▶ _Given entries_:
============

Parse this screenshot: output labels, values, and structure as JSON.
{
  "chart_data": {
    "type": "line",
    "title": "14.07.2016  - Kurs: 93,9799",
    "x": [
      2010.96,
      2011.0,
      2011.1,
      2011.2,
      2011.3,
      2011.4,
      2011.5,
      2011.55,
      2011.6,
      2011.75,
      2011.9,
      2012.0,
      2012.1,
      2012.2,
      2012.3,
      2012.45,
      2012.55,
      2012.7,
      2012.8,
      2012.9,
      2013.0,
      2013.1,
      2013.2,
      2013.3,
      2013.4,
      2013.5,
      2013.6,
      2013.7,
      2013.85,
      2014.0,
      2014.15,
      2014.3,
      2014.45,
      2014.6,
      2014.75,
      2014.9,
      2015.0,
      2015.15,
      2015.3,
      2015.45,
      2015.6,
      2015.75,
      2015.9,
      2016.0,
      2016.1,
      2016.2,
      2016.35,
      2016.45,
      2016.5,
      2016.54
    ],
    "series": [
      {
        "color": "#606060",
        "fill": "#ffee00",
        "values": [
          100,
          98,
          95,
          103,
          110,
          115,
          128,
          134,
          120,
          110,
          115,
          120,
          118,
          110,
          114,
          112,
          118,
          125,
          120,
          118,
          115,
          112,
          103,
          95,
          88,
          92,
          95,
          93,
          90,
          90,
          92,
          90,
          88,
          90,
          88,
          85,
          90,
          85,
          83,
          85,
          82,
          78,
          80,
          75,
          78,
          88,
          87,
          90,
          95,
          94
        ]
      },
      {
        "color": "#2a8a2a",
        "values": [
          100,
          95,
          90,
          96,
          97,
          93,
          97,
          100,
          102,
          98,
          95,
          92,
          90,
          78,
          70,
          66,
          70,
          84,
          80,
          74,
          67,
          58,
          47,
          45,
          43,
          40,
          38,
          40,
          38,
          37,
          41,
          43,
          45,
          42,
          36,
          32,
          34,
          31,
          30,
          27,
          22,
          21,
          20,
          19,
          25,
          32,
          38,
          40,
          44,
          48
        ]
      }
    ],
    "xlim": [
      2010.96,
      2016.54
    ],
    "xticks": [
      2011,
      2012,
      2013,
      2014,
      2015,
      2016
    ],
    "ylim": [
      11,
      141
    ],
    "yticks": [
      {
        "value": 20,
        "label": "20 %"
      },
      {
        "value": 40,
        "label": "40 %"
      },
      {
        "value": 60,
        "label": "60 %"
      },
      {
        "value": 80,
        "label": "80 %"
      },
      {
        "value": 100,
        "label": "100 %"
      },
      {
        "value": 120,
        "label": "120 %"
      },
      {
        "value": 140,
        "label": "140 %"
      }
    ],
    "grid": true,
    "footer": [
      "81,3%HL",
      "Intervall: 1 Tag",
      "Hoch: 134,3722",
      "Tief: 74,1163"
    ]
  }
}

============

▶ _What needs to be done_:
Repeat the records above exactly, from the first line to the last.

▶ _Answer to the problem_:
Parse this screenshot: output labels, values, and structure as JSON.
{
  "chart_data": {
    "type": "line",
    "title": "14.07.2016  - Kurs: 93,9799",
    "x": [
      2010.96,
      2011.0,
      2011.1,
      2011.2,
      2011.3,
      2011.4,
      2011.5,
      2011.55,
      2011.6,
      2011.75,
      2011.9,
      2012.0,
      2012.1,
      2012.2,
      2012.3,
      2012.45,
      2012.55,
      2012.7,
      2012.8,
      2012.9,
      2013.0,
      2013.1,
      2013.2,
      2013.3,
      2013.4,
      2013.5,
      2013.6,
      2013.7,
      2013.85,
      2014.0,
      2014.15,
      2014.3,
      2014.45,
      2014.6,
      2014.75,
      2014.9,
      2015.0,
      2015.15,
      2015.3,
      2015.45,
      2015.6,
      2015.75,
      2015.9,
      2016.0,
      2016.1,
      2016.2,
      2016.35,
      2016.45,
      2016.5,
      2016.54
    ],
    "series": [
      {
        "color": "#606060",
        "fill": "#ffee00",
        "values": [
          100,
          98,
          95,
          103,
          110,
          115,
          128,
          134,
          120,
          110,
          115,
          120,
          118,
          110,
          114,
          112,
          118,
          125,
          120,
          118,
          115,
          112,
          103,
          95,
          88,
          92,
          95,
          93,
          90,
          90,
          92,
          90,
          88,
          90,
          88,
          85,
          90,
          85,
          83,
          85,
          82,
          78,
          80,
          75,
          78,
          88,
          87,
          90,
          95,
          94
        ]
      },
      {
        "color": "#2a8a2a",
        "values": [
          100,
          95,
          90,
          96,
          97,
          93,
          97,
          100,
          102,
          98,
          95,
          92,
          90,
          78,
          70,
          66,
          70,
          84,
          80,
          74,
          67,
          58,
          47,
          45,
          43,
          40,
          38,
          40,
          38,
          37,
          41,
          43,
          45,
          42,
          36,
          32,
          34,
          31,
          30,
          27,
          22,
          21,
          20,
          19,
          25,
          32,
          38,
          40,
          44,
          48
        ]
      }
    ],
    "xlim": [
      2010.96,
      2016.54
    ],
    "xticks": [
      2011,
      2012,
      2013,
      2014,
      2015,
      2016
    ],
    "ylim": [
      11,
      141
    ],
    "yticks": [
      {
        "value": 20,
        "label": "20 %"
      },
      {
        "value": 40,
        "label": "40 %"
      },
      {
        "value": 60,
        "label": "60 %"
      },
      {
        "value": 80,
        "label": "80 %"
      },
      {
        "value": 100,
        "label": "100 %"
      },
      {
        "value": 120,
        "label": "120 %"
      },
      {
        "value": 140,
        "label": "140 %"
      }
    ],
    "grid": true,
    "footer": [
      "81,3%HL",
      "Intervall: 1 Tag",
      "Hoch: 134,3722",
      "Tief: 74,1163"
    ]
  }
}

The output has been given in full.